Material supplied:
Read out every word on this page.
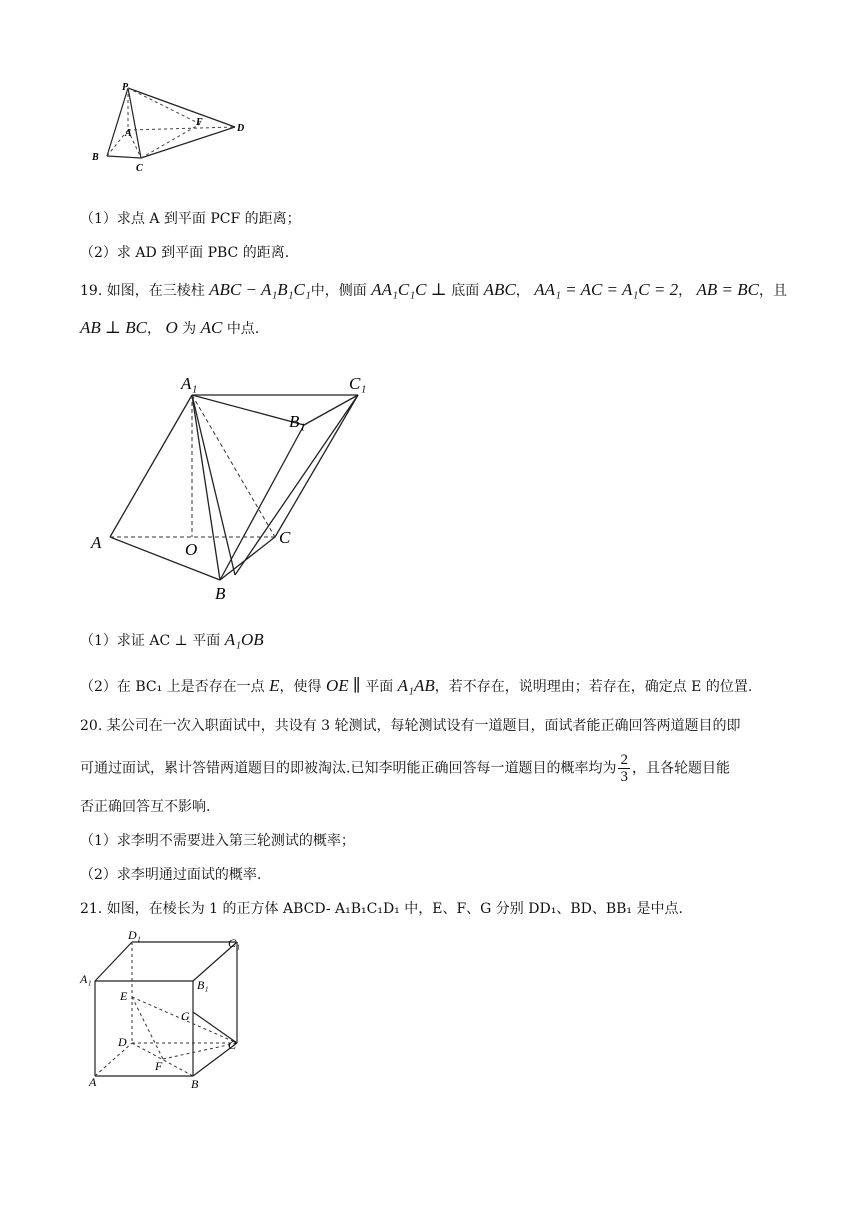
P
A
F
D
B
C
（1）求点 A 到平面 PCF 的距离；
（2）求 AD 到平面 PBC 的距离.
19. 如图，在三棱柱 ABC − A₁B₁C₁中，侧面 AA₁C₁C ⊥ 底面 ABC， AA₁ = AC = A₁C = 2， AB = BC，且
AB ⊥ BC， O 为 AC 中点.
A₁	C₁
B₁
A	O
C
B
（1）求证 AC ⊥ 平面 A₁OB
（2）在 BC₁ 上是否存在一点 E，使得 OE ∥ 平面 A₁AB，若不存在，说明理由；若存在，确定点 E 的位置.
20. 某公司在一次入职面试中，共设有 3 轮测试，每轮测试设有一道题目，面试者能正确回答两道题目的即
可通过面试，累计答错两道题目的即被淘汰.已知李明能正确回答每一道题目的概率均为 $\frac{2}{3}$ ，且各轮题目能
否正确回答互不影响.
（1）求李明不需要进入第三轮测试的概率；
（2）求李明通过面试的概率.
21. 如图，在棱长为 1 的正方体 ABCD- A₁B₁C₁D₁ 中，E、F、G 分别 DD₁、BD、BB₁ 是中点.
D₁
C₁
A₁	B₁
E
G
D	C
F
A	B
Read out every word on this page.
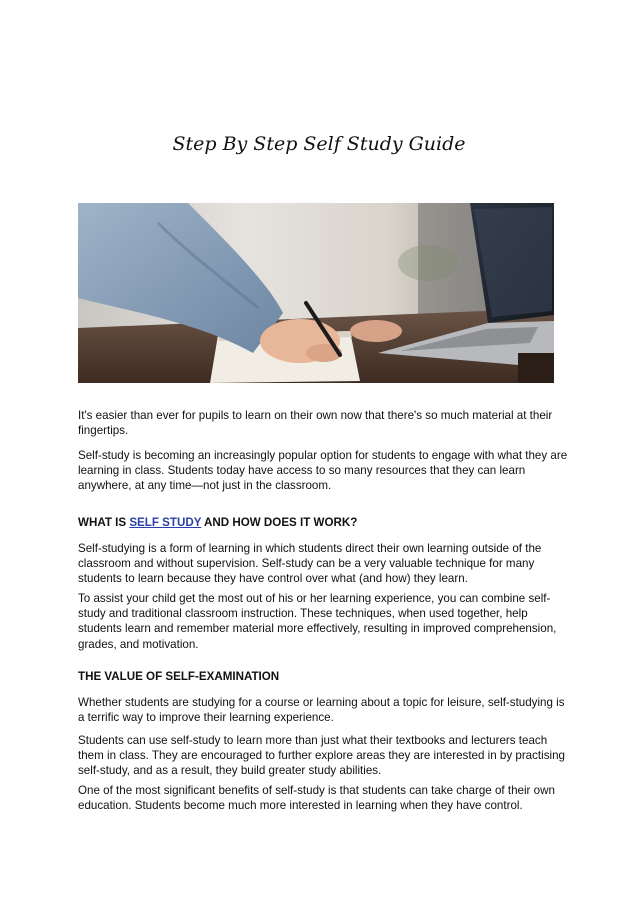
Step By Step Self Study Guide

It's easier than ever for pupils to learn on their own now that there's so much material at their fingertips.

Self-study is becoming an increasingly popular option for students to engage with what they are learning in class. Students today have access to so many resources that they can learn anywhere, at any time—not just in the classroom.

WHAT IS SELF STUDY AND HOW DOES IT WORK?

Self-studying is a form of learning in which students direct their own learning outside of the classroom and without supervision. Self-study can be a very valuable technique for many students to learn because they have control over what (and how) they learn.

To assist your child get the most out of his or her learning experience, you can combine self-study and traditional classroom instruction. These techniques, when used together, help students learn and remember material more effectively, resulting in improved comprehension, grades, and motivation.

THE VALUE OF SELF-EXAMINATION

Whether students are studying for a course or learning about a topic for leisure, self-studying is a terrific way to improve their learning experience.

Students can use self-study to learn more than just what their textbooks and lecturers teach them in class. They are encouraged to further explore areas they are interested in by practising self-study, and as a result, they build greater study abilities.

One of the most significant benefits of self-study is that students can take charge of their own education. Students become much more interested in learning when they have control.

Given exercise: In the entries above, locate every line with the word "they" and copy it.

Response below:
Self-study is becoming an increasingly popular option for students to engage with what they are learning in class. Students today have access to so many resources that they can learn anywhere, at any time—not just in the classroom.
Self-studying is a form of learning in which students direct their own learning outside of the classroom and without supervision. Self-study can be a very valuable technique for many students to learn because they have control over what (and how) they learn.
Students can use self-study to learn more than just what their textbooks and lecturers teach them in class. They are encouraged to further explore areas they are interested in by practising self-study, and as a result, they build greater study abilities.
One of the most significant benefits of self-study is that students can take charge of their own education. Students become much more interested in learning when they have control.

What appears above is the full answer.